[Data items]
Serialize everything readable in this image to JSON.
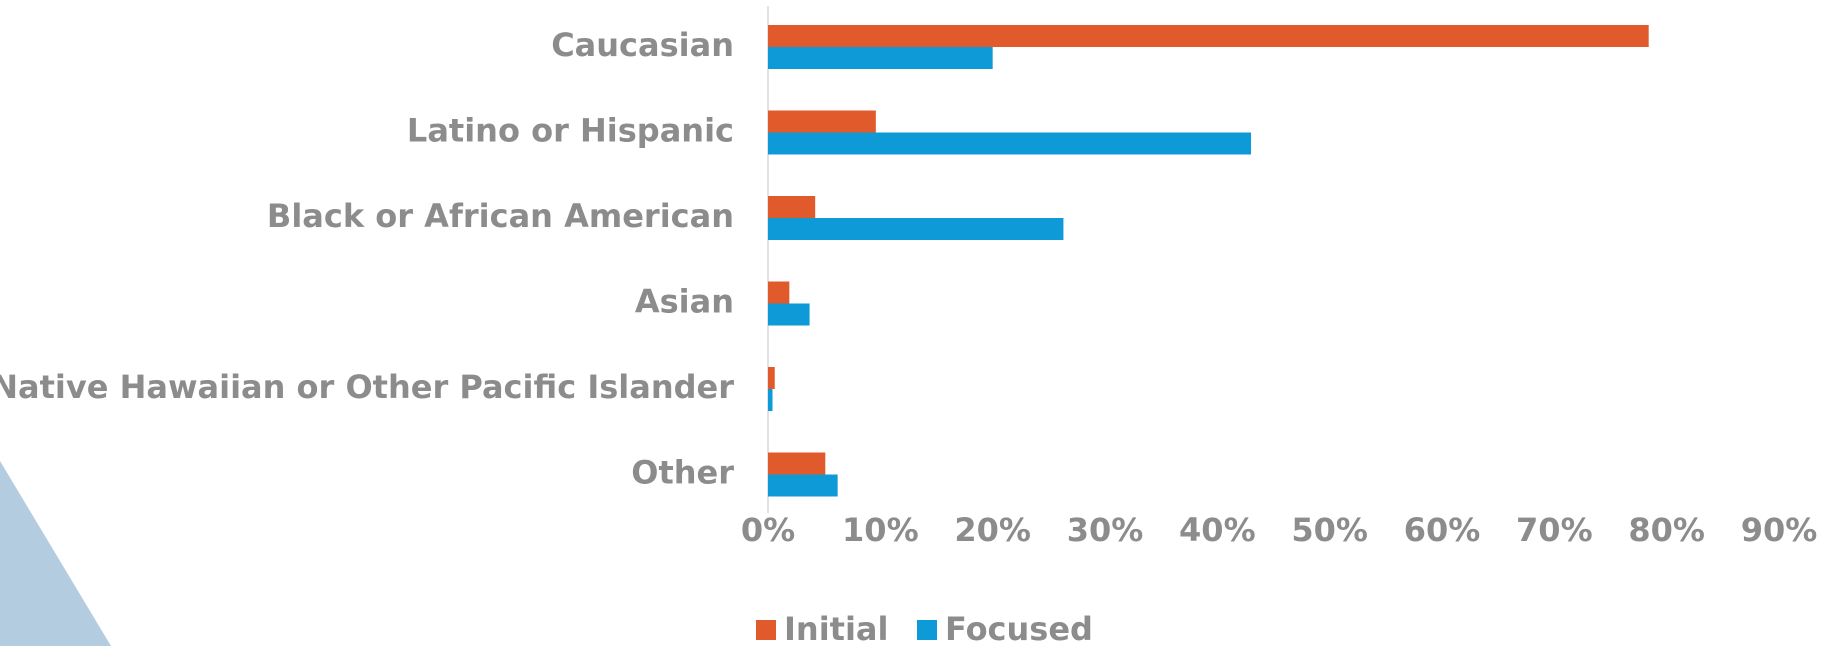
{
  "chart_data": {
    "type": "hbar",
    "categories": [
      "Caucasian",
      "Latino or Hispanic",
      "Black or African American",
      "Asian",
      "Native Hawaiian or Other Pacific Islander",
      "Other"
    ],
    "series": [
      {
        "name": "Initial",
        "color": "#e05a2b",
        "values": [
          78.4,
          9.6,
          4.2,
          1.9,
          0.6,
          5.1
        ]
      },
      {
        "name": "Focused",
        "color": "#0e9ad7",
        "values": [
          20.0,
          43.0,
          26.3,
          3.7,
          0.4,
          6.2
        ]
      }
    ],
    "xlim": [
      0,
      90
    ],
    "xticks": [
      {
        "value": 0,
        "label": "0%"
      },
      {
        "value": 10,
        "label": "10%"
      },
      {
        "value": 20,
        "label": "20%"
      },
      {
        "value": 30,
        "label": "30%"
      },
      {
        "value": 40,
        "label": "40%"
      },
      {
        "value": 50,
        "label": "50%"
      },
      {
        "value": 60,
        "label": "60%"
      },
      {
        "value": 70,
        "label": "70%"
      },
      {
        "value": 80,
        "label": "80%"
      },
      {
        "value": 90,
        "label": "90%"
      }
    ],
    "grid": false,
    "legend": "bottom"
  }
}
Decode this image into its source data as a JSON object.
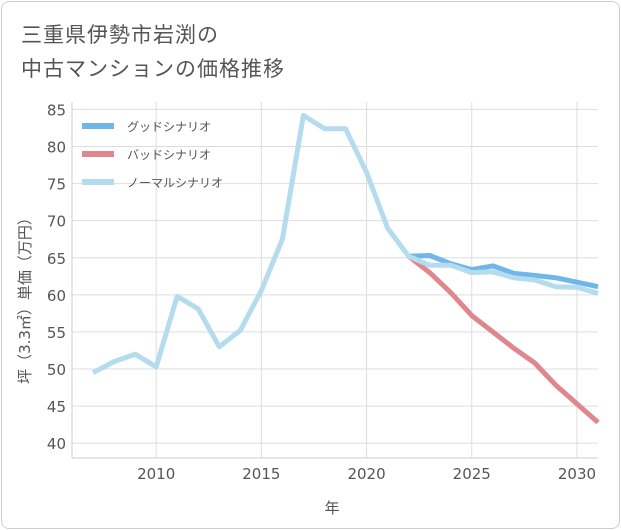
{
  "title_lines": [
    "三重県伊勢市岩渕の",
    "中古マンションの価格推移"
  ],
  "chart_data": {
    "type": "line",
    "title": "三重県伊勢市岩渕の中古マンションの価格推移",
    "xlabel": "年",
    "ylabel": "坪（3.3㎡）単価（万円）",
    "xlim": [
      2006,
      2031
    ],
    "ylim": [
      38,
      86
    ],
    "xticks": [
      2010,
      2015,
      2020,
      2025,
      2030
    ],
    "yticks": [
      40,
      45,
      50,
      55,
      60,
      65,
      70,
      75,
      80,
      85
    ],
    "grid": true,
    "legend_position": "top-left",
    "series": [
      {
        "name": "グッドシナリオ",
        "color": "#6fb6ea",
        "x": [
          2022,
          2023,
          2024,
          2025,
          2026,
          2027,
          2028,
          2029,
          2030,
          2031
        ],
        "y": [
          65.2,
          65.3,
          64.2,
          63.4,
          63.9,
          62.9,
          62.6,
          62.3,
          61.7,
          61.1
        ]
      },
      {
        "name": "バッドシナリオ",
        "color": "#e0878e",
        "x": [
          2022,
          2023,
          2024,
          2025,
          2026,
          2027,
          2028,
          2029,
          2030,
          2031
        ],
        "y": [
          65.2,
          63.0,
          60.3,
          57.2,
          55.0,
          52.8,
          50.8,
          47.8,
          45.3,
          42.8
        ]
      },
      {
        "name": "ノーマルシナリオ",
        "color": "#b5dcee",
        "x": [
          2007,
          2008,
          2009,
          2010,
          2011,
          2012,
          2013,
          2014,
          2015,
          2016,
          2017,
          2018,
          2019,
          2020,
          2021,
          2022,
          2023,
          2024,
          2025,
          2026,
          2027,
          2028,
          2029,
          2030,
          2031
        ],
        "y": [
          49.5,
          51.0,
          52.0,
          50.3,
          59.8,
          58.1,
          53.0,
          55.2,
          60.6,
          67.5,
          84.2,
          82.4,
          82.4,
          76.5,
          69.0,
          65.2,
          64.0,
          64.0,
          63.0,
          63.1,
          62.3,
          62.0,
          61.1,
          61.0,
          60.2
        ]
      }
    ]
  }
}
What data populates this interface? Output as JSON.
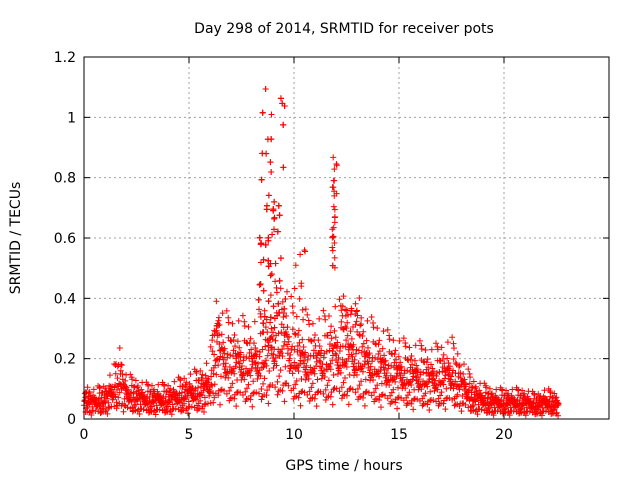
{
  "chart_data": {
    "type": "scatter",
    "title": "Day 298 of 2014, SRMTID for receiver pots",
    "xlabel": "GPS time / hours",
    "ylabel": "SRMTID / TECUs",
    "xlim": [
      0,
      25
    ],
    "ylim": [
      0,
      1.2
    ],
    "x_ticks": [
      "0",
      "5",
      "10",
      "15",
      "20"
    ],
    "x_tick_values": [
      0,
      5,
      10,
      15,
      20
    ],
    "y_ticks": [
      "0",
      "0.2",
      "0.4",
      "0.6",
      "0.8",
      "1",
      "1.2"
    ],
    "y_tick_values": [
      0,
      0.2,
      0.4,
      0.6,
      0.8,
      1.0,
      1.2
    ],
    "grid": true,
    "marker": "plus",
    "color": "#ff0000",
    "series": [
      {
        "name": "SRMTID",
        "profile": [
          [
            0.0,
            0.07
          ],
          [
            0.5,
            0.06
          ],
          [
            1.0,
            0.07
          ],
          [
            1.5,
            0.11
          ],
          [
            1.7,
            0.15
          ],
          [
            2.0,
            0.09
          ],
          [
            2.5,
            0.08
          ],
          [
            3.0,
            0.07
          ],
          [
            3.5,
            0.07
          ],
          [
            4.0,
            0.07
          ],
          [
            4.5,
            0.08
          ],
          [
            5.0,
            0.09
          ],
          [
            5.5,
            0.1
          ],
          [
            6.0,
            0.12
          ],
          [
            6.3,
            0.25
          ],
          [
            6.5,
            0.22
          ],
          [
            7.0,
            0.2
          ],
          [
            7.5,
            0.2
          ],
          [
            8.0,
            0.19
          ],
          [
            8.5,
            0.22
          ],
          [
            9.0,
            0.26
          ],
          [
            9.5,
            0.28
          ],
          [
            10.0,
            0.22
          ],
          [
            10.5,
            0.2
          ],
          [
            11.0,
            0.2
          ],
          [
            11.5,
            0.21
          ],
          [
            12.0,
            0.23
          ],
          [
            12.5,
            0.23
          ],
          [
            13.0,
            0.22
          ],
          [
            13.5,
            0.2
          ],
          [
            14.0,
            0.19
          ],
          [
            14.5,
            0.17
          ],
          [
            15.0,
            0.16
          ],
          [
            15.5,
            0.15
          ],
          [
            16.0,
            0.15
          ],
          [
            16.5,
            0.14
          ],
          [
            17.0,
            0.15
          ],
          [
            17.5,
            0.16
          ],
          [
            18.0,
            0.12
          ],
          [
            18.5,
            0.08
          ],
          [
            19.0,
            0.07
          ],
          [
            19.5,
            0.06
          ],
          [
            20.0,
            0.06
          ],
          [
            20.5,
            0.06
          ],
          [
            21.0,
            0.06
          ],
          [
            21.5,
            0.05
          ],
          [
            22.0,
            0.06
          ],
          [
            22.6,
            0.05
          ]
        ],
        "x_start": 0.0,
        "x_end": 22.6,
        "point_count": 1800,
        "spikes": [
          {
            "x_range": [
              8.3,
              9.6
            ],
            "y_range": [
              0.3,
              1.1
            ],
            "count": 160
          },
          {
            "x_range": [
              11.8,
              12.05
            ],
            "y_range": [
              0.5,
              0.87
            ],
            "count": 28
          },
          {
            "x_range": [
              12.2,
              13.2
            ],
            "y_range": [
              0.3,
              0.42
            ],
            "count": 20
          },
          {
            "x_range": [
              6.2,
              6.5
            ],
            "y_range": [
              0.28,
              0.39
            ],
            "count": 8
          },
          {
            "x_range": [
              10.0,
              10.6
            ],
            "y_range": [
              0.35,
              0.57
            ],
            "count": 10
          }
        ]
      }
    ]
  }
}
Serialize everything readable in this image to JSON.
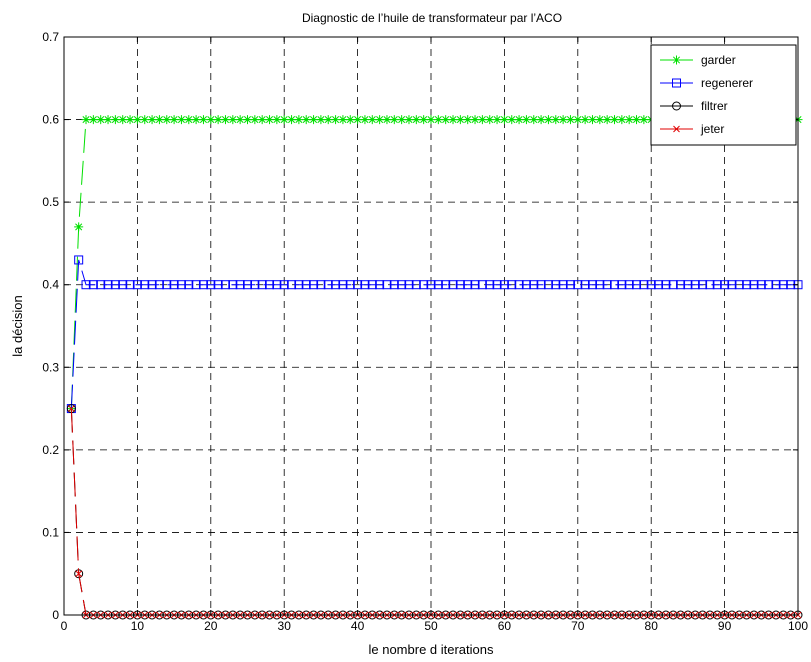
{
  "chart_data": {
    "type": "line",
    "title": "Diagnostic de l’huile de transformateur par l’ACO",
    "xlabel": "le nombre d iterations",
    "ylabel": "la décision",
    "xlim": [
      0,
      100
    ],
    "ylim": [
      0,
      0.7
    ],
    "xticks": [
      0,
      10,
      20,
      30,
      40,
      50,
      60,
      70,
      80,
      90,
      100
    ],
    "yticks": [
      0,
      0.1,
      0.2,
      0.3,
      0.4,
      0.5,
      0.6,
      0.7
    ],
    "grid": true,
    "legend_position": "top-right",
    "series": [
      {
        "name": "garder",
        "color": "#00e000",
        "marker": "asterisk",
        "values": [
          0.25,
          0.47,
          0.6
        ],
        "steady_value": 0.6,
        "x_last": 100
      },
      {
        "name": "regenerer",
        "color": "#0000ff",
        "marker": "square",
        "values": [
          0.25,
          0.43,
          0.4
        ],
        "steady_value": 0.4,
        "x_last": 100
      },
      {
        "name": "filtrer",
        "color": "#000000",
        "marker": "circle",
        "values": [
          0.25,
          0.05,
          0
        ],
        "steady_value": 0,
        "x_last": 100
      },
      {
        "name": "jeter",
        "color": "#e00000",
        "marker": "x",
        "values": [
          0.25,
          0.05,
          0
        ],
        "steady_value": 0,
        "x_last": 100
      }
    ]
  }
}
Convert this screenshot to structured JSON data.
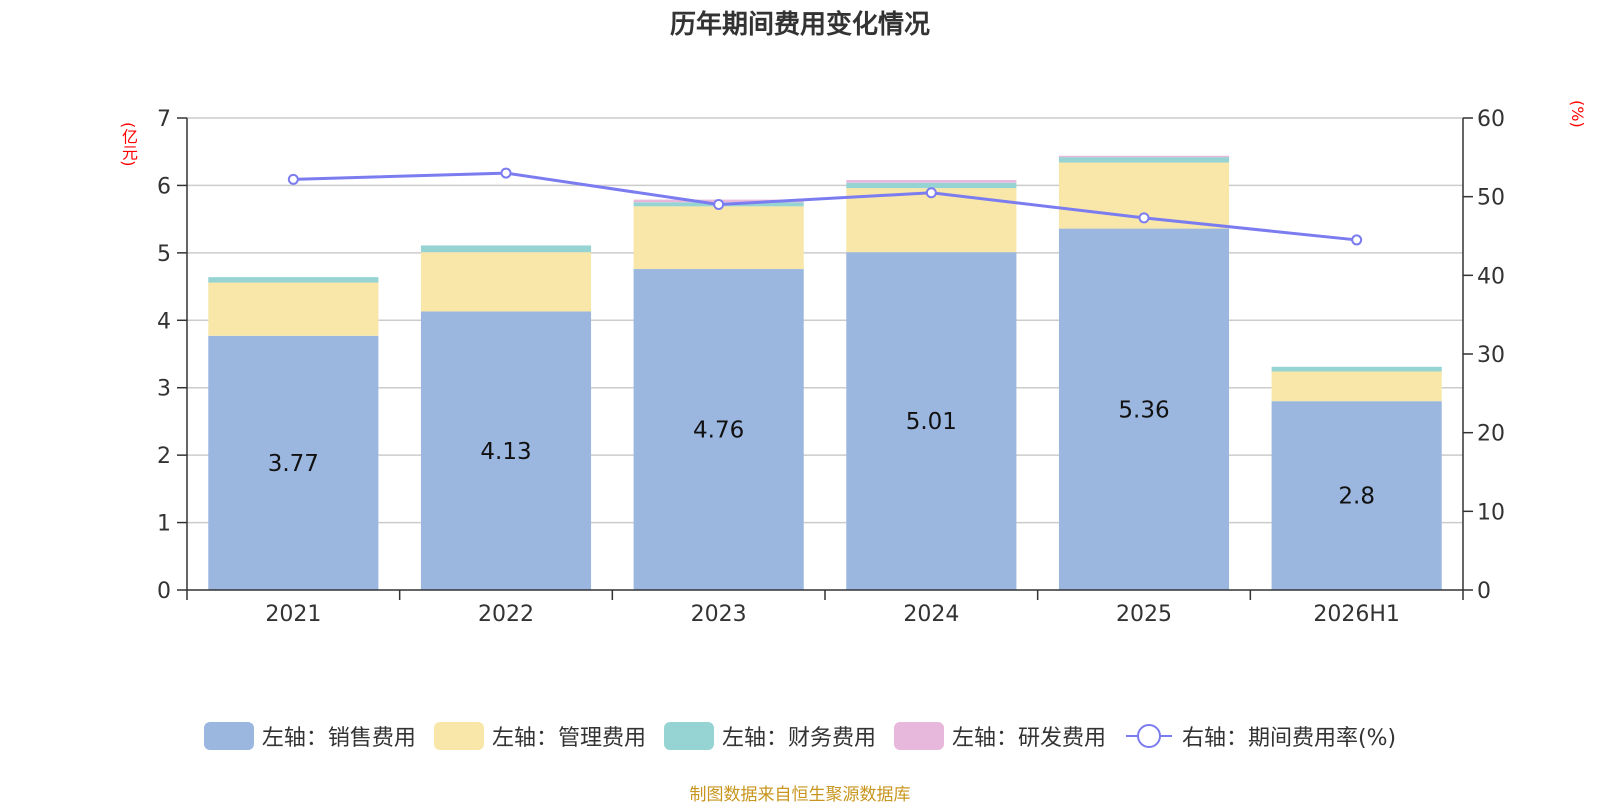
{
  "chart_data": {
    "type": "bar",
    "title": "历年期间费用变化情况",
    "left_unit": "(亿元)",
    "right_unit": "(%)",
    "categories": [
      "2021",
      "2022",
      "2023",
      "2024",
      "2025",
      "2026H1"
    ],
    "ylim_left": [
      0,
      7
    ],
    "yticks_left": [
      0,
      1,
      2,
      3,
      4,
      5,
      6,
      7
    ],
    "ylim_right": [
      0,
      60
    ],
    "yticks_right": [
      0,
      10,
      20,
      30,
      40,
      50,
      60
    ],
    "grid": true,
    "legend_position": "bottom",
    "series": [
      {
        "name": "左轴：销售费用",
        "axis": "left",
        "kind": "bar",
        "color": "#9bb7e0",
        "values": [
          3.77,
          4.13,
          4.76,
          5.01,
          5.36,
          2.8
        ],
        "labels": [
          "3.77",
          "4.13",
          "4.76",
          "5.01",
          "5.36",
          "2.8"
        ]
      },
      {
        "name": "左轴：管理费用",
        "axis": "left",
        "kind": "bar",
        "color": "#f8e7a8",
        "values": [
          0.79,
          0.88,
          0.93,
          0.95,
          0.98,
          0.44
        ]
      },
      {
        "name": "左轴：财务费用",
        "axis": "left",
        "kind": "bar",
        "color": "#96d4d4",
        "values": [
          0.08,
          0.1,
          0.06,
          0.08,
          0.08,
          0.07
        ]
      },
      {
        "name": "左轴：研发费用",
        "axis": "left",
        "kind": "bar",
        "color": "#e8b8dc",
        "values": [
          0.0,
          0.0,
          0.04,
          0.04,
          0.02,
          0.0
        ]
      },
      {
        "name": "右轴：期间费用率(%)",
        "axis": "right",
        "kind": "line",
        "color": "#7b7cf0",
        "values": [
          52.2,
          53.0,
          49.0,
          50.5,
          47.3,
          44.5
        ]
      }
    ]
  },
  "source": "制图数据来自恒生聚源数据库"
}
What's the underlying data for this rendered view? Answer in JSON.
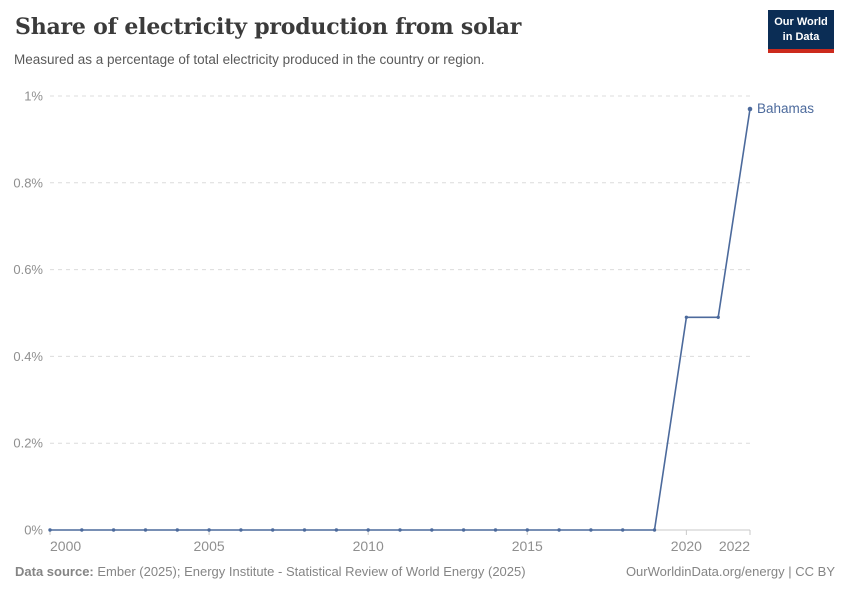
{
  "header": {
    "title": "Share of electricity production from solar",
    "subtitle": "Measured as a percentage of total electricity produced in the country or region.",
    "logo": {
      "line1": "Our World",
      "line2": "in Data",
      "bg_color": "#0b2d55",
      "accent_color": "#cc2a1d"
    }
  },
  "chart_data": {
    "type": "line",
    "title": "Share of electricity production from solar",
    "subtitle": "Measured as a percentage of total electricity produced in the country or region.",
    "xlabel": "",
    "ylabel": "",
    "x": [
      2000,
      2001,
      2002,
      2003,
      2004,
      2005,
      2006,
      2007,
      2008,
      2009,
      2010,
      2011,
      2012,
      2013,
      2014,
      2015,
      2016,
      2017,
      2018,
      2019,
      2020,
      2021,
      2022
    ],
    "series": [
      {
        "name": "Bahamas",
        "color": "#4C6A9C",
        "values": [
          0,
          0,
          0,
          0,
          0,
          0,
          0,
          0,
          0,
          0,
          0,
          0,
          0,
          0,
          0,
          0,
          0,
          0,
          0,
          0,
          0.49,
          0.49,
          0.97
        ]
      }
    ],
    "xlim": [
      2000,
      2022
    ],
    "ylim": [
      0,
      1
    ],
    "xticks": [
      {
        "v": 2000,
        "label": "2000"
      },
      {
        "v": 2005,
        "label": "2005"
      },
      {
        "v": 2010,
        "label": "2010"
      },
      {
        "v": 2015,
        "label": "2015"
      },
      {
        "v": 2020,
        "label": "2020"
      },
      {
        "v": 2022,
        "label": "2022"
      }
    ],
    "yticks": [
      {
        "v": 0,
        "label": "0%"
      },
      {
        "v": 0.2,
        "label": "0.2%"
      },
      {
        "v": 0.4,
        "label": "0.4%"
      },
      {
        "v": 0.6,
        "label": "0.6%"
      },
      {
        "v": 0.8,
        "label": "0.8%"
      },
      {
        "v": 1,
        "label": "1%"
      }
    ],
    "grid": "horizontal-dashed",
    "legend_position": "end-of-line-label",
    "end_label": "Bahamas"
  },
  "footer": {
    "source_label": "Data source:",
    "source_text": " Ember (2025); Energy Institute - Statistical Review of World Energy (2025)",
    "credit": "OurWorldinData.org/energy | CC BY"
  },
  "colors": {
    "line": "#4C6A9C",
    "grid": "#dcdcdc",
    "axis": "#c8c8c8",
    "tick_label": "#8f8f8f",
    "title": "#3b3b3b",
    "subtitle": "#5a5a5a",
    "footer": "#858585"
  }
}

### SHORT EXERCISE
Among the lines of the material, find those that hold the word "What" and copy them.

### EXERCISE RESULT
What data populates this interface? Output as JSON.
What's the underlying data for this rendered view? Answer in JSON.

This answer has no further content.